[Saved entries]
━━━

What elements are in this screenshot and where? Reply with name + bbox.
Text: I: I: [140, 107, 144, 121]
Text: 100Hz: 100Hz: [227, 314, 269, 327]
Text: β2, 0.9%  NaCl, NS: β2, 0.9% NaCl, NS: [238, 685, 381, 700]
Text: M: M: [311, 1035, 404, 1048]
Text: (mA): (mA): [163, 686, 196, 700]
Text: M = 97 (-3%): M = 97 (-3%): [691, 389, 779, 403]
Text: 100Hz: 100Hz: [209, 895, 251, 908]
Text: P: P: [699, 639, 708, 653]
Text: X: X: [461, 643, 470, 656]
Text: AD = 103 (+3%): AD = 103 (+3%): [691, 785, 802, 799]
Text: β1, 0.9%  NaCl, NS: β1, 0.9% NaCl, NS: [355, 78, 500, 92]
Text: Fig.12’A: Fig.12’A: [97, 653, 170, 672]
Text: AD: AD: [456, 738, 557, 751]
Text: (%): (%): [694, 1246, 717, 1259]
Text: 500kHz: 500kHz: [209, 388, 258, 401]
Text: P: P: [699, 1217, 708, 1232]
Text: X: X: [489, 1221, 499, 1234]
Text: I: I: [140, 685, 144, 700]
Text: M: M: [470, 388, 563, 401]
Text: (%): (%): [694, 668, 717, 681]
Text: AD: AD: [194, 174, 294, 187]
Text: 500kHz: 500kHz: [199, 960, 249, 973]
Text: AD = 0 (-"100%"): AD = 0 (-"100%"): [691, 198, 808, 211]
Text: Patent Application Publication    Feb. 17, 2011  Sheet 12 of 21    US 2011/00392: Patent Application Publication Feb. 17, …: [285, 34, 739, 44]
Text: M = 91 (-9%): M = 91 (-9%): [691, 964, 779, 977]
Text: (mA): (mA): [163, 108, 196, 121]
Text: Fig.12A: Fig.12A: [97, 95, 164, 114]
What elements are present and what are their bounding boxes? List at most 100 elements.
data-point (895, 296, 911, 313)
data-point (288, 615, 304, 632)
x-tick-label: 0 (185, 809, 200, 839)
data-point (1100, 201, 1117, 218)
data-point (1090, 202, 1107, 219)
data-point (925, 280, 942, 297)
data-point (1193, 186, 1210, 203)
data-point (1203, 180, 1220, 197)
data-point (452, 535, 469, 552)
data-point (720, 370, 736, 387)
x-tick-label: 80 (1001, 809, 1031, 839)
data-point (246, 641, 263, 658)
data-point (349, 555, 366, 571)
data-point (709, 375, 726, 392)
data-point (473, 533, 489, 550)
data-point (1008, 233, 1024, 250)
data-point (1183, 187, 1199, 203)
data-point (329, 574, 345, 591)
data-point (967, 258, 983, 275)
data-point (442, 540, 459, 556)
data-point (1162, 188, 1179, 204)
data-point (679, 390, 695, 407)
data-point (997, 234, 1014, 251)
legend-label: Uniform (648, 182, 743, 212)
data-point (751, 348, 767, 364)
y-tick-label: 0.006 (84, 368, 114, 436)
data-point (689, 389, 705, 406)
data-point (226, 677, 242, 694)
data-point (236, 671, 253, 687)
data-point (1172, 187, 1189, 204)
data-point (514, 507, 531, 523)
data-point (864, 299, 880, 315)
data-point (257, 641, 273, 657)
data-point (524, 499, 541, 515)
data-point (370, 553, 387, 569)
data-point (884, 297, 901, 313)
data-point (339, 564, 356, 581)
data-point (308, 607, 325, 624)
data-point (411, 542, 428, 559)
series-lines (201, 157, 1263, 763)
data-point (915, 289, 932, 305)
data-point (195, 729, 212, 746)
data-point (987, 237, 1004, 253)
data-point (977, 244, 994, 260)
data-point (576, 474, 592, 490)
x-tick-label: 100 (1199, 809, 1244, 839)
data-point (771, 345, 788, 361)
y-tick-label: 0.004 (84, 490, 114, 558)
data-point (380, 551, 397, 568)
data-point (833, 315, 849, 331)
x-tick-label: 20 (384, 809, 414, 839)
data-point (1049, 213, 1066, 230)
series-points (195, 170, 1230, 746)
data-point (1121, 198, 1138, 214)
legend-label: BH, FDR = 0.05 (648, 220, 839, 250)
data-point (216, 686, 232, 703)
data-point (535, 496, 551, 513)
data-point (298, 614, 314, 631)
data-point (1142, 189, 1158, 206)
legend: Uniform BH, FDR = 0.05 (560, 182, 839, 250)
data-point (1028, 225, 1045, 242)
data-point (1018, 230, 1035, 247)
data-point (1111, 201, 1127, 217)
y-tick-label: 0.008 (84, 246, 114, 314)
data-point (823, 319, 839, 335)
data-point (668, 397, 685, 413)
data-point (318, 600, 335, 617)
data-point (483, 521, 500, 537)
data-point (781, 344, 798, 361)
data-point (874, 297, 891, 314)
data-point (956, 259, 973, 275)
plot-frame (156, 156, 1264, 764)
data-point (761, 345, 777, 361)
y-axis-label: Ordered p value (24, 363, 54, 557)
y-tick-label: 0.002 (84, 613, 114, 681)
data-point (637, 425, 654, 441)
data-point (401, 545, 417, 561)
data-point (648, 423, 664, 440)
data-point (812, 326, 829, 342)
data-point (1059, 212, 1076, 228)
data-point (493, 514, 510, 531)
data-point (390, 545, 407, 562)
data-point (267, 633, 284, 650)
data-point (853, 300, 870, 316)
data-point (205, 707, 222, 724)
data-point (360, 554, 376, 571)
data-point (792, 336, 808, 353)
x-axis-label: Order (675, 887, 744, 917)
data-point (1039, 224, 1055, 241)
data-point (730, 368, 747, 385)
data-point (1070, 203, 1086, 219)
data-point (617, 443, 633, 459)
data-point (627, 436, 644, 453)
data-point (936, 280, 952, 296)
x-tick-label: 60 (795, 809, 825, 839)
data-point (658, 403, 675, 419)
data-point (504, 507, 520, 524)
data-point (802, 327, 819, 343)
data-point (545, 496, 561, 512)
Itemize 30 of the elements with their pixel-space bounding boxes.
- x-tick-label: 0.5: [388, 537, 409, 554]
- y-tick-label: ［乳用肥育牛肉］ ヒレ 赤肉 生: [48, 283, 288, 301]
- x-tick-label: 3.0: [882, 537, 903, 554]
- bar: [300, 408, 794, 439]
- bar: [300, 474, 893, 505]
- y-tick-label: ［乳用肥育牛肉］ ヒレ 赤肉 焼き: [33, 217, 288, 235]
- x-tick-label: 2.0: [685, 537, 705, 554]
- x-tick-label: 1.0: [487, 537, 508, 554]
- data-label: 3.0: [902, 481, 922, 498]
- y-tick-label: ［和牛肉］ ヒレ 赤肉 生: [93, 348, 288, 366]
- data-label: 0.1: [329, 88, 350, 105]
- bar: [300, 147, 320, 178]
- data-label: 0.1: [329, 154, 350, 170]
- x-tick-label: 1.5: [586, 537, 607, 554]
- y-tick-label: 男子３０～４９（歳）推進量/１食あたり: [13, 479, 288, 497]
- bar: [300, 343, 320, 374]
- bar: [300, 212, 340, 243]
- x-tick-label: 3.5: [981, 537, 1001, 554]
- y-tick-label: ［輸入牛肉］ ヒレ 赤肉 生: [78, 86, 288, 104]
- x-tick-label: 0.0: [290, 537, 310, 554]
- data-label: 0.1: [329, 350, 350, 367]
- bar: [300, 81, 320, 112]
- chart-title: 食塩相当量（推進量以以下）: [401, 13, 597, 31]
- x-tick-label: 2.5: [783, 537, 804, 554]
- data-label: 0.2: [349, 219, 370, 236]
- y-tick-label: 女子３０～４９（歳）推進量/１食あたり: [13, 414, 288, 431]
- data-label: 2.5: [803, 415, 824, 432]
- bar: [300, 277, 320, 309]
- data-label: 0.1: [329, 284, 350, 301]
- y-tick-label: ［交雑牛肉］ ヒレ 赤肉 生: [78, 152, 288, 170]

━━━

** Stated problem **
Please copy all of these records word for word.

** Exercise answer **
What elements are in this screenshot and where? Reply with name + bbox.
Text: I: I: [140, 107, 144, 121]
Text: 100Hz: 100Hz: [227, 314, 269, 327]
Text: β2, 0.9%  NaCl, NS: β2, 0.9% NaCl, NS: [238, 685, 381, 700]
Text: M: M: [311, 1035, 404, 1048]
Text: (mA): (mA): [163, 686, 196, 700]
Text: M = 97 (-3%): M = 97 (-3%): [691, 389, 779, 403]
Text: 100Hz: 100Hz: [209, 895, 251, 908]
Text: P: P: [699, 639, 708, 653]
Text: X: X: [461, 643, 470, 656]
Text: AD = 103 (+3%): AD = 103 (+3%): [691, 785, 802, 799]
Text: β1, 0.9%  NaCl, NS: β1, 0.9% NaCl, NS: [355, 78, 500, 92]
Text: Fig.12’A: Fig.12’A: [97, 653, 170, 672]
Text: AD: AD: [456, 738, 557, 751]
Text: (%): (%): [694, 1246, 717, 1259]
Text: 500kHz: 500kHz: [209, 388, 258, 401]
Text: P: P: [699, 1217, 708, 1232]
Text: X: X: [489, 1221, 499, 1234]
Text: I: I: [140, 685, 144, 700]
Text: M: M: [470, 388, 563, 401]
Text: (%): (%): [694, 668, 717, 681]
Text: AD: AD: [194, 174, 294, 187]
Text: 500kHz: 500kHz: [199, 960, 249, 973]
Text: AD = 0 (-"100%"): AD = 0 (-"100%"): [691, 198, 808, 211]
Text: Patent Application Publication    Feb. 17, 2011  Sheet 12 of 21    US 2011/00392: Patent Application Publication Feb. 17, …: [285, 34, 739, 44]
Text: M = 91 (-9%): M = 91 (-9%): [691, 964, 779, 977]
Text: (mA): (mA): [163, 108, 196, 121]
Text: Fig.12A: Fig.12A: [97, 95, 164, 114]
What elements are present and what are their bounding boxes? List at most 100 elements.
data-point (895, 296, 911, 313)
data-point (288, 615, 304, 632)
x-tick-label: 0 (185, 809, 200, 839)
data-point (1100, 201, 1117, 218)
data-point (1090, 202, 1107, 219)
data-point (925, 280, 942, 297)
data-point (1193, 186, 1210, 203)
data-point (1203, 180, 1220, 197)
data-point (452, 535, 469, 552)
data-point (720, 370, 736, 387)
x-tick-label: 80 (1001, 809, 1031, 839)
data-point (246, 641, 263, 658)
data-point (349, 555, 366, 571)
data-point (709, 375, 726, 392)
data-point (473, 533, 489, 550)
data-point (1008, 233, 1024, 250)
data-point (1183, 187, 1199, 203)
data-point (329, 574, 345, 591)
data-point (967, 258, 983, 275)
data-point (442, 540, 459, 556)
data-point (1162, 188, 1179, 204)
data-point (679, 390, 695, 407)
data-point (997, 234, 1014, 251)
legend-label: Uniform (648, 182, 743, 212)
data-point (751, 348, 767, 364)
y-tick-label: 0.006 (84, 368, 114, 436)
data-point (689, 389, 705, 406)
data-point (226, 677, 242, 694)
data-point (236, 671, 253, 687)
data-point (1172, 187, 1189, 204)
data-point (514, 507, 531, 523)
data-point (864, 299, 880, 315)
data-point (257, 641, 273, 657)
data-point (524, 499, 541, 515)
data-point (370, 553, 387, 569)
data-point (884, 297, 901, 313)
data-point (339, 564, 356, 581)
data-point (308, 607, 325, 624)
data-point (411, 542, 428, 559)
series-lines (201, 157, 1263, 763)
data-point (915, 289, 932, 305)
data-point (195, 729, 212, 746)
data-point (987, 237, 1004, 253)
data-point (977, 244, 994, 260)
data-point (576, 474, 592, 490)
x-tick-label: 100 (1199, 809, 1244, 839)
data-point (771, 345, 788, 361)
y-tick-label: 0.004 (84, 490, 114, 558)
data-point (380, 551, 397, 568)
data-point (833, 315, 849, 331)
x-tick-label: 20 (384, 809, 414, 839)
data-point (1049, 213, 1066, 230)
series-points (195, 170, 1230, 746)
data-point (1121, 198, 1138, 214)
legend-label: BH, FDR = 0.05 (648, 220, 839, 250)
data-point (216, 686, 232, 703)
data-point (535, 496, 551, 513)
data-point (298, 614, 314, 631)
data-point (1142, 189, 1158, 206)
legend: Uniform BH, FDR = 0.05 (560, 182, 839, 250)
data-point (1028, 225, 1045, 242)
data-point (1018, 230, 1035, 247)
data-point (1111, 201, 1127, 217)
y-tick-label: 0.008 (84, 246, 114, 314)
data-point (823, 319, 839, 335)
data-point (668, 397, 685, 413)
data-point (318, 600, 335, 617)
data-point (483, 521, 500, 537)
data-point (781, 344, 798, 361)
data-point (874, 297, 891, 314)
data-point (956, 259, 973, 275)
plot-frame (156, 156, 1264, 764)
data-point (761, 345, 777, 361)
y-axis-label: Ordered p value (24, 363, 54, 557)
y-tick-label: 0.002 (84, 613, 114, 681)
data-point (637, 425, 654, 441)
data-point (401, 545, 417, 561)
data-point (648, 423, 664, 440)
data-point (812, 326, 829, 342)
data-point (1059, 212, 1076, 228)
data-point (493, 514, 510, 531)
data-point (390, 545, 407, 562)
data-point (267, 633, 284, 650)
data-point (853, 300, 870, 316)
data-point (205, 707, 222, 724)
data-point (360, 554, 376, 571)
data-point (792, 336, 808, 353)
x-axis-label: Order (675, 887, 744, 917)
data-point (1039, 224, 1055, 241)
data-point (730, 368, 747, 385)
data-point (1070, 203, 1086, 219)
data-point (617, 443, 633, 459)
data-point (627, 436, 644, 453)
data-point (936, 280, 952, 296)
x-tick-label: 60 (795, 809, 825, 839)
data-point (658, 403, 675, 419)
data-point (504, 507, 520, 524)
data-point (802, 327, 819, 343)
data-point (545, 496, 561, 512)
Itemize 30 of the elements with their pixel-space bounding boxes.
- x-tick-label: 0.5: [388, 537, 409, 554]
- y-tick-label: ［乳用肥育牛肉］ ヒレ 赤肉 生: [48, 283, 288, 301]
- x-tick-label: 3.0: [882, 537, 903, 554]
- bar: [300, 408, 794, 439]
- bar: [300, 474, 893, 505]
- y-tick-label: ［乳用肥育牛肉］ ヒレ 赤肉 焼き: [33, 217, 288, 235]
- x-tick-label: 2.0: [685, 537, 705, 554]
- x-tick-label: 1.0: [487, 537, 508, 554]
- data-label: 3.0: [902, 481, 922, 498]
- y-tick-label: ［和牛肉］ ヒレ 赤肉 生: [93, 348, 288, 366]
- data-label: 0.1: [329, 88, 350, 105]
- bar: [300, 147, 320, 178]
- data-label: 0.1: [329, 154, 350, 170]
- x-tick-label: 1.5: [586, 537, 607, 554]
- y-tick-label: 男子３０～４９（歳）推進量/１食あたり: [13, 479, 288, 497]
- bar: [300, 343, 320, 374]
- bar: [300, 212, 340, 243]
- x-tick-label: 3.5: [981, 537, 1001, 554]
- y-tick-label: ［輸入牛肉］ ヒレ 赤肉 生: [78, 86, 288, 104]
- x-tick-label: 0.0: [290, 537, 310, 554]
- data-label: 0.1: [329, 350, 350, 367]
- bar: [300, 81, 320, 112]
- chart-title: 食塩相当量（推進量以以下）: [401, 13, 597, 31]
- x-tick-label: 2.5: [783, 537, 804, 554]
- data-label: 0.2: [349, 219, 370, 236]
- y-tick-label: 女子３０～４９（歳）推進量/１食あたり: [13, 414, 288, 431]
- data-label: 2.5: [803, 415, 824, 432]
- bar: [300, 277, 320, 309]
- data-label: 0.1: [329, 284, 350, 301]
- y-tick-label: ［交雑牛肉］ ヒレ 赤肉 生: [78, 152, 288, 170]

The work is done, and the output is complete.